(Stored entries)
----------------------------------------

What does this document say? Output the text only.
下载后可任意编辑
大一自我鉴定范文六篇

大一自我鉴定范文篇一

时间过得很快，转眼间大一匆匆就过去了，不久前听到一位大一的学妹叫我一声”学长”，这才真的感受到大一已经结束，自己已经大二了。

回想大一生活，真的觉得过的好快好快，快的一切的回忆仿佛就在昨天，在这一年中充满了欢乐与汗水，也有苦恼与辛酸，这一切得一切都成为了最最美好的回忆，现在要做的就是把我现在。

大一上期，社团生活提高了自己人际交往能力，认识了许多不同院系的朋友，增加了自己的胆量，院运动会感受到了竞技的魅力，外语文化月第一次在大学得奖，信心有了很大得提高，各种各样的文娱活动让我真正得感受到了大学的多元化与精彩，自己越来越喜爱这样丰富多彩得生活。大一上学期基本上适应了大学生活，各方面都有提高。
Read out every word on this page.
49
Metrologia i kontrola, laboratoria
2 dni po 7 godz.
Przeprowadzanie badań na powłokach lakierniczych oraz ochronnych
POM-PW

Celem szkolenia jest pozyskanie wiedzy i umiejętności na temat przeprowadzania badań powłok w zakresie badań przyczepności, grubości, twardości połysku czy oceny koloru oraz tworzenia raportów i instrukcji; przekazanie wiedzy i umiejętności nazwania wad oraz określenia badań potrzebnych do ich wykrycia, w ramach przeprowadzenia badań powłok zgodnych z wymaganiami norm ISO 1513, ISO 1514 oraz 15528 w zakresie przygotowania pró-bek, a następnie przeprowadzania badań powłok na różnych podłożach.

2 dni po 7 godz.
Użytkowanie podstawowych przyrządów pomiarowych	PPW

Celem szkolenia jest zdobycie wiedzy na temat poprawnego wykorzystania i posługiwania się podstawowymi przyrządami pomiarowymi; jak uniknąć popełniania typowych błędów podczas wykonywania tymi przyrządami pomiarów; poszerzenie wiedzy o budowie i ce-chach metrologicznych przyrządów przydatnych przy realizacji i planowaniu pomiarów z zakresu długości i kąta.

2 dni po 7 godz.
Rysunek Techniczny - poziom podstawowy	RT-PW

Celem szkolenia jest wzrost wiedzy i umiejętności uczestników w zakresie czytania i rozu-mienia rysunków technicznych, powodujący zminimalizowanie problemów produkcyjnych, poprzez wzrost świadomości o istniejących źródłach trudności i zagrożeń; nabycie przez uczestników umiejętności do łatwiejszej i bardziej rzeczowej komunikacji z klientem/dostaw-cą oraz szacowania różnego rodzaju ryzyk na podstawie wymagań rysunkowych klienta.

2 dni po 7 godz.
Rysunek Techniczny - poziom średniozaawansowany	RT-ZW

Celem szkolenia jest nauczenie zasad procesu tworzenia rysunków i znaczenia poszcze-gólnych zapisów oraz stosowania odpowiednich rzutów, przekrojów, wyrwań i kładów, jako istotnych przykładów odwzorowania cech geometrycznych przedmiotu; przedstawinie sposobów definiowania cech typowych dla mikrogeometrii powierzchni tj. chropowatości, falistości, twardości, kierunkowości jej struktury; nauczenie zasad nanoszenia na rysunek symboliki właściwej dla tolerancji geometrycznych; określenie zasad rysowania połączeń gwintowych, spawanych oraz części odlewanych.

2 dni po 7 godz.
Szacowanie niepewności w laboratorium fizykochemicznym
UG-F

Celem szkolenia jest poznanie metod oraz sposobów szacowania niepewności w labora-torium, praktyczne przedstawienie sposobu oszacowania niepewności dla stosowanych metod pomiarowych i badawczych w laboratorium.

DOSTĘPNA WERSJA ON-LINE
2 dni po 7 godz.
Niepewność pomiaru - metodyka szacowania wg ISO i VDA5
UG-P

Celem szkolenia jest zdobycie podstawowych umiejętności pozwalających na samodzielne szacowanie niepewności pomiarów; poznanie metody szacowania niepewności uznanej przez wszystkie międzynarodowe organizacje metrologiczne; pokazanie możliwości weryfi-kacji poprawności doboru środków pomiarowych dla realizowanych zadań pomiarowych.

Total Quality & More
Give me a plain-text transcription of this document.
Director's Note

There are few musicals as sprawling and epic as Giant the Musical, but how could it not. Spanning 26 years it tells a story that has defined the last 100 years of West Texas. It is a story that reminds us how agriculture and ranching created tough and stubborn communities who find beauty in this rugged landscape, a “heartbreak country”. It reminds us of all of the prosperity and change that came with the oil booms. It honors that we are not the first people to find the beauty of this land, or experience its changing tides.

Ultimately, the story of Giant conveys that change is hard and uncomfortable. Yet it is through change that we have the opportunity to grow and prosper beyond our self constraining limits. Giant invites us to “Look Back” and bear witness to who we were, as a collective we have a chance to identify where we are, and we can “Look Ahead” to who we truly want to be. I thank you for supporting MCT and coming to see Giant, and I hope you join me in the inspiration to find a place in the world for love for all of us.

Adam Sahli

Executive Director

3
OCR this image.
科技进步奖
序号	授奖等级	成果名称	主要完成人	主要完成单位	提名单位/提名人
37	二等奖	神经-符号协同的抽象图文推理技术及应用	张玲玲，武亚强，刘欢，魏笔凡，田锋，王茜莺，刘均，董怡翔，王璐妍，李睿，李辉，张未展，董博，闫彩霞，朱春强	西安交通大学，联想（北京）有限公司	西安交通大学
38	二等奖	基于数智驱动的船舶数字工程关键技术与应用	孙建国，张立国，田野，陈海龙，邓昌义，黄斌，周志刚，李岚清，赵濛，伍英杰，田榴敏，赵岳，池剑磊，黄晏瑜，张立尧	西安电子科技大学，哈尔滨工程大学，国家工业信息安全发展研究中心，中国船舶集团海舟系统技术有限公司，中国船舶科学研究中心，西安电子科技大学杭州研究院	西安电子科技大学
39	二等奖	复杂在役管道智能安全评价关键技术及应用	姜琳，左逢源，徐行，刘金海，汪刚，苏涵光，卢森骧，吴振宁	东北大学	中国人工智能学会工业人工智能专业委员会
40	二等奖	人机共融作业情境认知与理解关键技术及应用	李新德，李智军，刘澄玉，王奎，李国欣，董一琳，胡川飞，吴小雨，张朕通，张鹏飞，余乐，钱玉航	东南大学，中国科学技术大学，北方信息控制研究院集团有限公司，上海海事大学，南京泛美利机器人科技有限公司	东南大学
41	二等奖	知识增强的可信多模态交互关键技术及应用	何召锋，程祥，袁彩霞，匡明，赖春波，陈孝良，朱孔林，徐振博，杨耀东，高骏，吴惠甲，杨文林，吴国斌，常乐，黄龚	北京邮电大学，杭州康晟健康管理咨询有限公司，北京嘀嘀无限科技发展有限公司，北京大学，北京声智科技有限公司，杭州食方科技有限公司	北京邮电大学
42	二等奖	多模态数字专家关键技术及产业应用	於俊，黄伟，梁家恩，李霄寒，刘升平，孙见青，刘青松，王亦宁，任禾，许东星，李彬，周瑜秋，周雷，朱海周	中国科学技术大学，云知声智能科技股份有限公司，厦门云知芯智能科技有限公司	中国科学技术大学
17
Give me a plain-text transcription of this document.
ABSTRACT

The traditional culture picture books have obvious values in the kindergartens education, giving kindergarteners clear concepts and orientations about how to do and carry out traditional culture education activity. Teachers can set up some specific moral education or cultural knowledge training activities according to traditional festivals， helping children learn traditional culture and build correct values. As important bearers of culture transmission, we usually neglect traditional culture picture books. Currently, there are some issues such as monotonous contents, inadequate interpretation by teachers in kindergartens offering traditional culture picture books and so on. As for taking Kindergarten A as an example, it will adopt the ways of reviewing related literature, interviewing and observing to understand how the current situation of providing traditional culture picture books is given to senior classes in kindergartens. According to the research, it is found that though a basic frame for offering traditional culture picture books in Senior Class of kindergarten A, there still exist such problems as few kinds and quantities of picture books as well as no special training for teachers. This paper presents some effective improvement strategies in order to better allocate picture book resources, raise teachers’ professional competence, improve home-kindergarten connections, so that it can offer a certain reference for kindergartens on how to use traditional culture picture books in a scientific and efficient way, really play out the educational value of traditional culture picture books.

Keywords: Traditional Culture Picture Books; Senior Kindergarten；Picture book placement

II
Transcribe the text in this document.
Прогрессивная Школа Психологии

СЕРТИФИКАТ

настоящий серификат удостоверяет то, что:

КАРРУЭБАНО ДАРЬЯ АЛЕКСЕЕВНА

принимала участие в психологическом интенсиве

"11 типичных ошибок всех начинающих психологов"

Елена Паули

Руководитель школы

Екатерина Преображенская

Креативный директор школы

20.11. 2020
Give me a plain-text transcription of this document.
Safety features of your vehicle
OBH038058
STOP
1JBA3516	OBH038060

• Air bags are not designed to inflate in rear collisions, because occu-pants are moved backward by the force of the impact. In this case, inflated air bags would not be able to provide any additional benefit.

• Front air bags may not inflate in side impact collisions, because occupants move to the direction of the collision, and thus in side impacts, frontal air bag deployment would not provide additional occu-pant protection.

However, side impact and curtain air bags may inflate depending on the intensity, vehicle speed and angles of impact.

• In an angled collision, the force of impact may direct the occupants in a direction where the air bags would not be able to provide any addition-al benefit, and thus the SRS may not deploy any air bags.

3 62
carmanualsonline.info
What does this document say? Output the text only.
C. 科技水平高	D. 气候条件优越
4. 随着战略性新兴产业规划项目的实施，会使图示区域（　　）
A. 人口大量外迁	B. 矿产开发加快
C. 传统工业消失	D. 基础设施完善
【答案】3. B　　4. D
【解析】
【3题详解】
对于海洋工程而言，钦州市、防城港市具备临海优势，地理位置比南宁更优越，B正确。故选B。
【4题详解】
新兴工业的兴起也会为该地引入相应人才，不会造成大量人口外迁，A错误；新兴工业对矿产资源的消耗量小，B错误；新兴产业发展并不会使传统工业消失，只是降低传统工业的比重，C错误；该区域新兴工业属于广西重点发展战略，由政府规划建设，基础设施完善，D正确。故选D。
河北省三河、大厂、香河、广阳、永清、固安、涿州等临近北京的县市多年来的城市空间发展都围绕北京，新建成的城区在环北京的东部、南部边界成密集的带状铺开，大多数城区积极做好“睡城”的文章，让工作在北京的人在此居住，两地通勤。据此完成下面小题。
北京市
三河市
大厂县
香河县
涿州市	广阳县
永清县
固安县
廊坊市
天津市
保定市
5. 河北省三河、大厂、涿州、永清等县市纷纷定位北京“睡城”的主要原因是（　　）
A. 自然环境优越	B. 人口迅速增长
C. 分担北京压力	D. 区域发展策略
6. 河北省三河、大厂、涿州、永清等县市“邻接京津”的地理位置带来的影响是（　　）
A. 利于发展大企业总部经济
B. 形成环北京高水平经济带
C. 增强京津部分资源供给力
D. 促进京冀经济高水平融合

----------------------------------------

:: Task brief ::
Give a single number: the count of lines above that include the word "because".

:: Task solution ::
2